--- begin The data ---

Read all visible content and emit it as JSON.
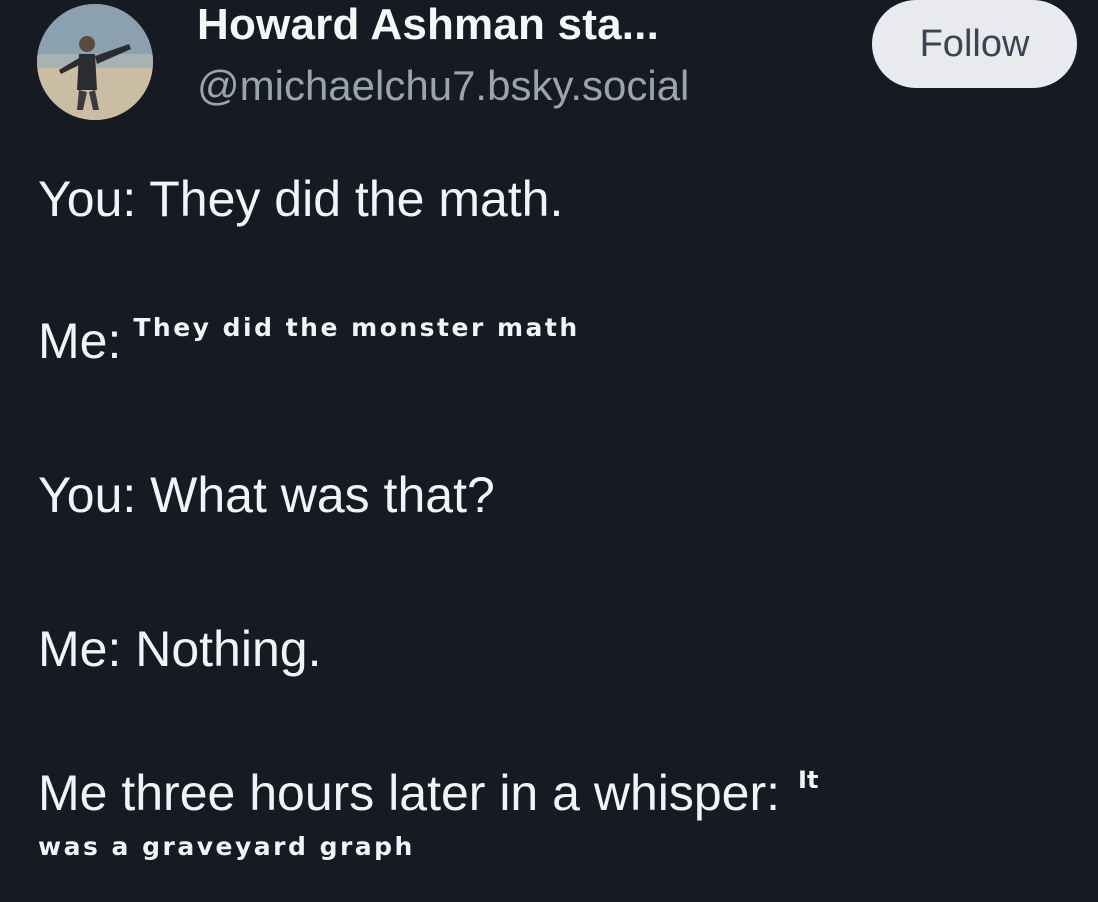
{
  "author": {
    "display_name": "Howard Ashman sta...",
    "handle": "@michaelchu7.bsky.social",
    "avatar_icon": "profile-photo-person-on-beach"
  },
  "follow_button": {
    "label": "Follow"
  },
  "post": {
    "line_1": "You: They did the math.",
    "line_2_prefix": "Me:",
    "line_2_small": "They did the monster math",
    "line_3": "You: What was that?",
    "line_4": "Me: Nothing.",
    "line_5_prefix": "Me three hours later in a whisper:",
    "line_5_tiny": "It",
    "line_6_small": "was a graveyard graph"
  },
  "colors": {
    "background": "#161a22",
    "text": "#f1f3f6",
    "handle": "#9aa3b0",
    "follow_bg": "#e8eaee",
    "follow_text": "#3b4552"
  }
}
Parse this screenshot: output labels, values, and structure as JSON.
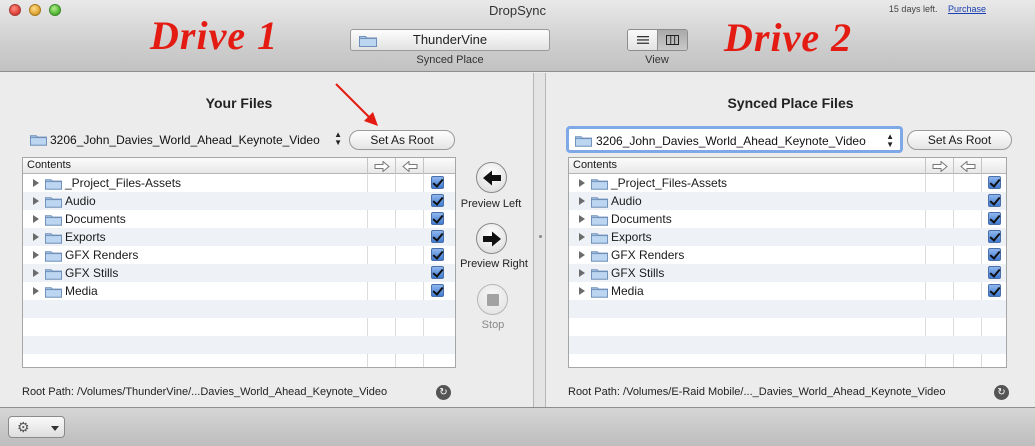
{
  "window": {
    "title": "DropSync",
    "trial_text": "15 days left.",
    "purchase_label": "Purchase"
  },
  "annotations": {
    "drive1": "Drive 1",
    "drive2": "Drive 2"
  },
  "toolbar": {
    "synced_place_value": "ThunderVine",
    "synced_place_caption": "Synced Place",
    "view_caption": "View"
  },
  "left": {
    "title": "Your Files",
    "path": "3206_John_Davies_World_Ahead_Keynote_Video",
    "set_root_label": "Set As Root",
    "column_header": "Contents",
    "items": [
      {
        "name": "_Project_Files-Assets",
        "checked": true
      },
      {
        "name": "Audio",
        "checked": true
      },
      {
        "name": "Documents",
        "checked": true
      },
      {
        "name": "Exports",
        "checked": true
      },
      {
        "name": "GFX Renders",
        "checked": true
      },
      {
        "name": "GFX Stills",
        "checked": true
      },
      {
        "name": "Media",
        "checked": true
      }
    ],
    "root_path": "Root Path:  /Volumes/ThunderVine/...Davies_World_Ahead_Keynote_Video"
  },
  "right": {
    "title": "Synced Place Files",
    "path": "3206_John_Davies_World_Ahead_Keynote_Video",
    "set_root_label": "Set As Root",
    "column_header": "Contents",
    "items": [
      {
        "name": "_Project_Files-Assets",
        "checked": true
      },
      {
        "name": "Audio",
        "checked": true
      },
      {
        "name": "Documents",
        "checked": true
      },
      {
        "name": "Exports",
        "checked": true
      },
      {
        "name": "GFX Renders",
        "checked": true
      },
      {
        "name": "GFX Stills",
        "checked": true
      },
      {
        "name": "Media",
        "checked": true
      }
    ],
    "root_path": "Root Path:  /Volumes/E-Raid Mobile/..._Davies_World_Ahead_Keynote_Video"
  },
  "middle": {
    "preview_left": "Preview Left",
    "preview_right": "Preview Right",
    "stop": "Stop"
  },
  "colors": {
    "annotation_red": "#e41b12",
    "checkbox_blue": "#3f7bd2",
    "focus_ring": "#7ea8e6"
  }
}
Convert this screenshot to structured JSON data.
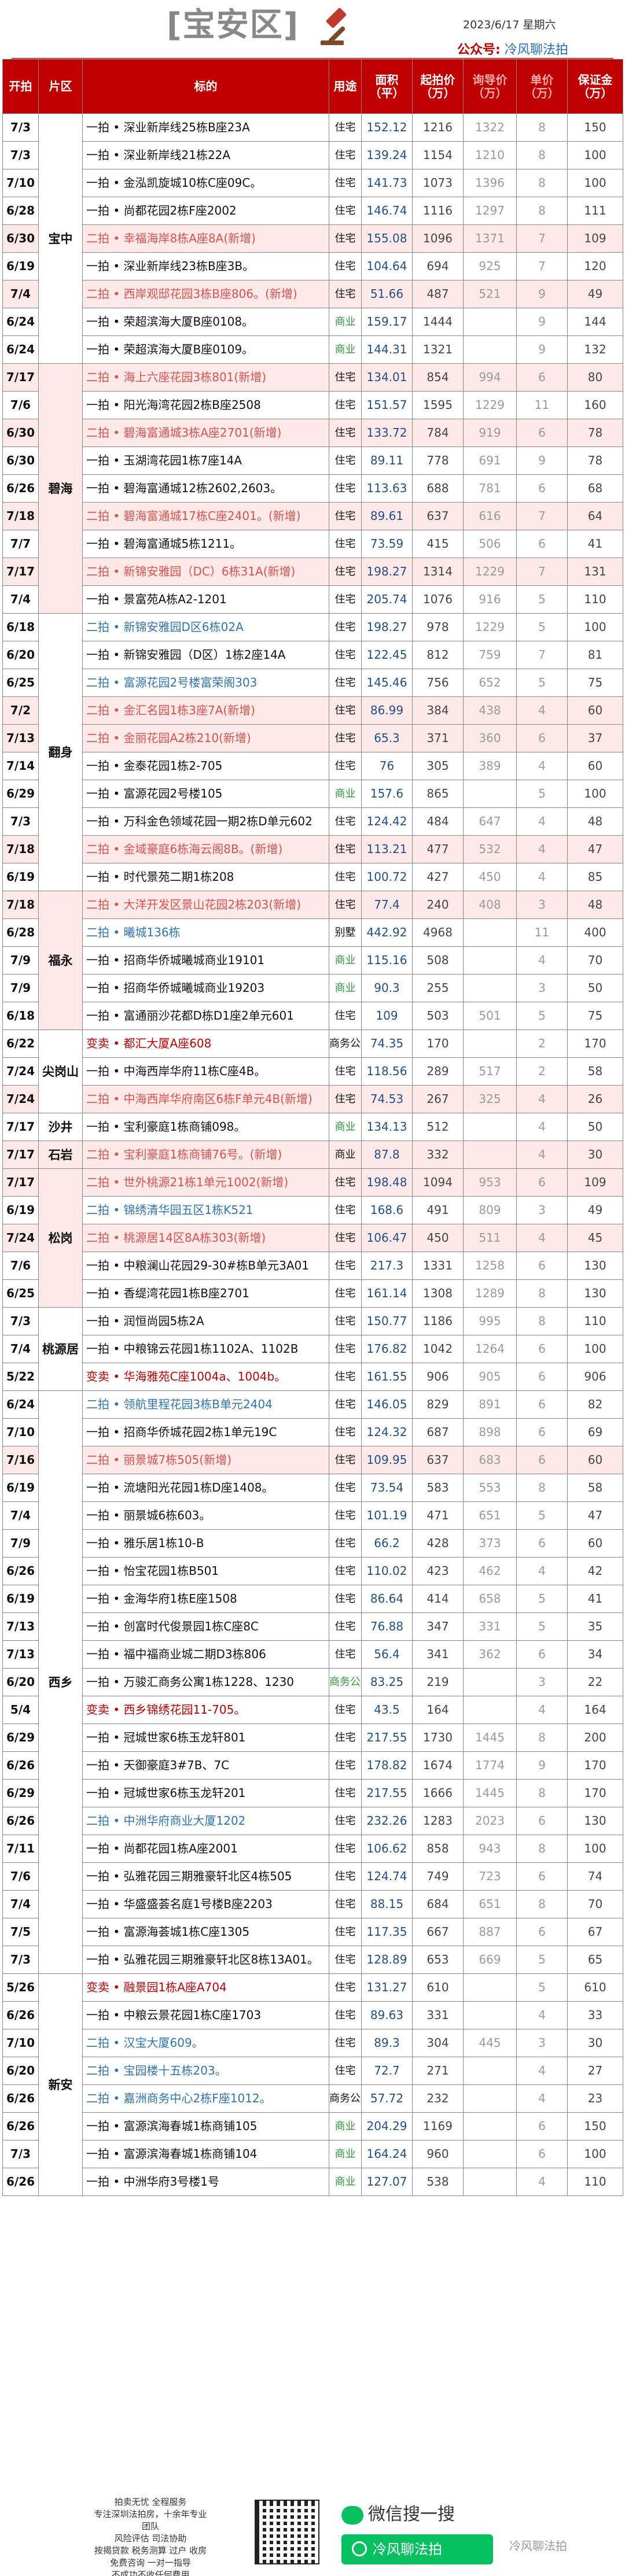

--- end The data ---

Task goal
How many lines of these entries hold the string "Volumes"? Answer with the number alone.

Exercise solution
2